Convert the data into a numbered list, starting with its first line and going on through the line containing "legend-label: mNMI - 3", with blank lines left out.

Task inputs:

■ ■ ■

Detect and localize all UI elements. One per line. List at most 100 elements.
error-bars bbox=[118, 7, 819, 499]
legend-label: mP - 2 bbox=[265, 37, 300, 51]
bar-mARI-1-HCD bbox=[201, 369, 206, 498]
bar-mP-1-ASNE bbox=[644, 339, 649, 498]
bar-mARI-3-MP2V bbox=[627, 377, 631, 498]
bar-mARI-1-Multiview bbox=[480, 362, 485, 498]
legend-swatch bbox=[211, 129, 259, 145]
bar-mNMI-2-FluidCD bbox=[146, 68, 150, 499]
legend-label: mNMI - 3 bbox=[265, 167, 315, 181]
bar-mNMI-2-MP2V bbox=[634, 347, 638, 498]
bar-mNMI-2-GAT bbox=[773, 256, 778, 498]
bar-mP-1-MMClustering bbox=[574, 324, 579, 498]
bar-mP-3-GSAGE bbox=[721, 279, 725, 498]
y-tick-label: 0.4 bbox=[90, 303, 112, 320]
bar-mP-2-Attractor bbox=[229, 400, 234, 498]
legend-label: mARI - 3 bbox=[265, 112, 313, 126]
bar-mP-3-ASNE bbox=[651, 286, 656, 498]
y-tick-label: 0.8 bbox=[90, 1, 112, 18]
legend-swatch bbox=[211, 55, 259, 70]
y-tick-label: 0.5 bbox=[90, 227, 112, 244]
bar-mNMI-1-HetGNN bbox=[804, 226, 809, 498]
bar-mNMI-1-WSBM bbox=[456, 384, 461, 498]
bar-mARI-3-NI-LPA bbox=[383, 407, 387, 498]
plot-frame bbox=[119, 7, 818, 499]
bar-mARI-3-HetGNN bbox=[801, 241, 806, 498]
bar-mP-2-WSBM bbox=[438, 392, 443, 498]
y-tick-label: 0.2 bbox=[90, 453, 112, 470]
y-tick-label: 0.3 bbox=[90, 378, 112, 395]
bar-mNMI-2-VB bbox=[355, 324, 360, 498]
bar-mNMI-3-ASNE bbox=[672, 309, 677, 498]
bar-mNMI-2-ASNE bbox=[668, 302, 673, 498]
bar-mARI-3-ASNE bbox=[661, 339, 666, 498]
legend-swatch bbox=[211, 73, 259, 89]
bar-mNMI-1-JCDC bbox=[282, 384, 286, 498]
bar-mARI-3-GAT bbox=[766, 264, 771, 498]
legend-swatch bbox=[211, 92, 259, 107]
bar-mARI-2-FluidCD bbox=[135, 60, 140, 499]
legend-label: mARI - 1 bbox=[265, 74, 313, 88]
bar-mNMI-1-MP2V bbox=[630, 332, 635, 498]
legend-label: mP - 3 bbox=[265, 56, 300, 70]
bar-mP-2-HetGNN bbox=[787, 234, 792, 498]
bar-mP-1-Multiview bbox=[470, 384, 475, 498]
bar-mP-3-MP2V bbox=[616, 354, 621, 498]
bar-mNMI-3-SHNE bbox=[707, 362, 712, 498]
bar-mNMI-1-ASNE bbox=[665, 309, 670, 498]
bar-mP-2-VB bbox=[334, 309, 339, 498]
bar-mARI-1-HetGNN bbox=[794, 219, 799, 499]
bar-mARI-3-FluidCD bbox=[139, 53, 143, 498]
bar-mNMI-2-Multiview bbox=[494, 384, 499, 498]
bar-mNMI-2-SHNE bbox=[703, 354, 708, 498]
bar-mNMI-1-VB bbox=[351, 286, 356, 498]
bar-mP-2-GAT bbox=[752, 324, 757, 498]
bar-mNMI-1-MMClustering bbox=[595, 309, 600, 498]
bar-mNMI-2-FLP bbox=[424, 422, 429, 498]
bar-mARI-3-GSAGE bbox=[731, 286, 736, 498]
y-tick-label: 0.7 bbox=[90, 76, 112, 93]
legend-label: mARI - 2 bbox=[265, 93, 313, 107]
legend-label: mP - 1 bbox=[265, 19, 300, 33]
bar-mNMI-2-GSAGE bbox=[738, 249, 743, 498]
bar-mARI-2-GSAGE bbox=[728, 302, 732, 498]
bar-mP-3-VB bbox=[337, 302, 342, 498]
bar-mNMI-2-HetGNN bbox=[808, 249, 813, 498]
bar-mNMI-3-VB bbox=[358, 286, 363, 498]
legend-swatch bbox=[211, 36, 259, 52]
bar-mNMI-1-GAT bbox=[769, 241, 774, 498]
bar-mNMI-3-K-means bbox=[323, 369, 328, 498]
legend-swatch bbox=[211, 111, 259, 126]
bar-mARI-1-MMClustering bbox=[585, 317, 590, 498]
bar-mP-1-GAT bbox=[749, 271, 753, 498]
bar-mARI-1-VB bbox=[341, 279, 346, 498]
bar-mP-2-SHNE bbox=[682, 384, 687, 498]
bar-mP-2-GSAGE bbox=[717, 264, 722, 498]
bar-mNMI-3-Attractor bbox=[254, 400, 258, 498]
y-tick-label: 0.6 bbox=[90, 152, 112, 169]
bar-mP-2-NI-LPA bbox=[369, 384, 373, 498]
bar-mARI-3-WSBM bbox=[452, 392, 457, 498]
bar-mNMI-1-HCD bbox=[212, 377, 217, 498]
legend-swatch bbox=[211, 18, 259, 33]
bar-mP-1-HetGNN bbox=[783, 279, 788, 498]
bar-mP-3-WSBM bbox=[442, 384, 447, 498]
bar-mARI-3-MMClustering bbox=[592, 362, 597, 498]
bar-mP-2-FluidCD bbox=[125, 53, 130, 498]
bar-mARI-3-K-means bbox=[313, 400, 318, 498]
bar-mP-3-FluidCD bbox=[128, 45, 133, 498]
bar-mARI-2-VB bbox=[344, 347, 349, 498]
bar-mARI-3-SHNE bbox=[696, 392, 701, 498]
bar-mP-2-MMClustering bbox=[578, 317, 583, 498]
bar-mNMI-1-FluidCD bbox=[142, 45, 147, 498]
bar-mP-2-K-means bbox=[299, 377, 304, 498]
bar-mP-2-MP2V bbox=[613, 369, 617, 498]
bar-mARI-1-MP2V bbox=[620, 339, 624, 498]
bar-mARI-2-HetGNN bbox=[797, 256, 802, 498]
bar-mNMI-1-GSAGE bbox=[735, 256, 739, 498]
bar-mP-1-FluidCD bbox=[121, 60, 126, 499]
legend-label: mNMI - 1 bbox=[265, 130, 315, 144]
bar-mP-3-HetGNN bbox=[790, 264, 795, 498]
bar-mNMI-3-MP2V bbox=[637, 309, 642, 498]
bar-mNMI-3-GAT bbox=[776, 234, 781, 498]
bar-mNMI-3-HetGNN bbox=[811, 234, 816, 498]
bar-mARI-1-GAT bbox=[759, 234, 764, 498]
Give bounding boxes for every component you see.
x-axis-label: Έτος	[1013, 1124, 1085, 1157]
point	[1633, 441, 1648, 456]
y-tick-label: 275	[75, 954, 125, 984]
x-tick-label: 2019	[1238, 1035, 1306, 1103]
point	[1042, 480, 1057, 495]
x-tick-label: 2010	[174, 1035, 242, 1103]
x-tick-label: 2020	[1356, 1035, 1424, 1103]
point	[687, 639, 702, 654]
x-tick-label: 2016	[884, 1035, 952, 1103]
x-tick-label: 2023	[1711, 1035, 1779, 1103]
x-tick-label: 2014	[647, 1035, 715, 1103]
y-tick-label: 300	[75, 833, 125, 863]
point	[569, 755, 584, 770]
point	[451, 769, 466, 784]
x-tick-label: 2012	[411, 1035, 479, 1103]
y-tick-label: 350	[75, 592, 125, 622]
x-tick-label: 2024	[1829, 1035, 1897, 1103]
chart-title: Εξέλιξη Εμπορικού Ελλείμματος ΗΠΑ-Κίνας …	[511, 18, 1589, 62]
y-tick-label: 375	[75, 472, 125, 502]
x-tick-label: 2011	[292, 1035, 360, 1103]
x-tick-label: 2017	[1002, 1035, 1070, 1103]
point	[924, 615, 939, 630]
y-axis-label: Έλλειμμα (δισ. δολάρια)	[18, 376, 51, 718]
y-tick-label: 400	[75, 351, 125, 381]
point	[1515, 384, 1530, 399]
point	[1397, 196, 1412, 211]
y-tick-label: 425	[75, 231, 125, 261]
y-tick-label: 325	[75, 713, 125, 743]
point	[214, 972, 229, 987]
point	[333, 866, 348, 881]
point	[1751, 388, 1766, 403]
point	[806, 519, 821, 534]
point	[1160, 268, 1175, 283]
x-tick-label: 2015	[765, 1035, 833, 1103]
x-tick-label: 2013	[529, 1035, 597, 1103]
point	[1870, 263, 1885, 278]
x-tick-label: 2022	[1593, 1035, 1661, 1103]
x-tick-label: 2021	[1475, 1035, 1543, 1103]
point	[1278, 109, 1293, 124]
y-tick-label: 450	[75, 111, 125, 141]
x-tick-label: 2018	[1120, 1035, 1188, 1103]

■ ■ ■

Result for this task:
1. Detect and localize all UI elements. One per line. List at most 100 elements.
2. error-bars bbox=[118, 7, 819, 499]
3. legend-label: mP - 2 bbox=[265, 37, 300, 51]
4. bar-mARI-1-HCD bbox=[201, 369, 206, 498]
5. bar-mP-1-ASNE bbox=[644, 339, 649, 498]
6. bar-mARI-3-MP2V bbox=[627, 377, 631, 498]
7. bar-mARI-1-Multiview bbox=[480, 362, 485, 498]
8. legend-swatch bbox=[211, 129, 259, 145]
9. bar-mNMI-2-FluidCD bbox=[146, 68, 150, 499]
10. legend-label: mNMI - 3 bbox=[265, 167, 315, 181]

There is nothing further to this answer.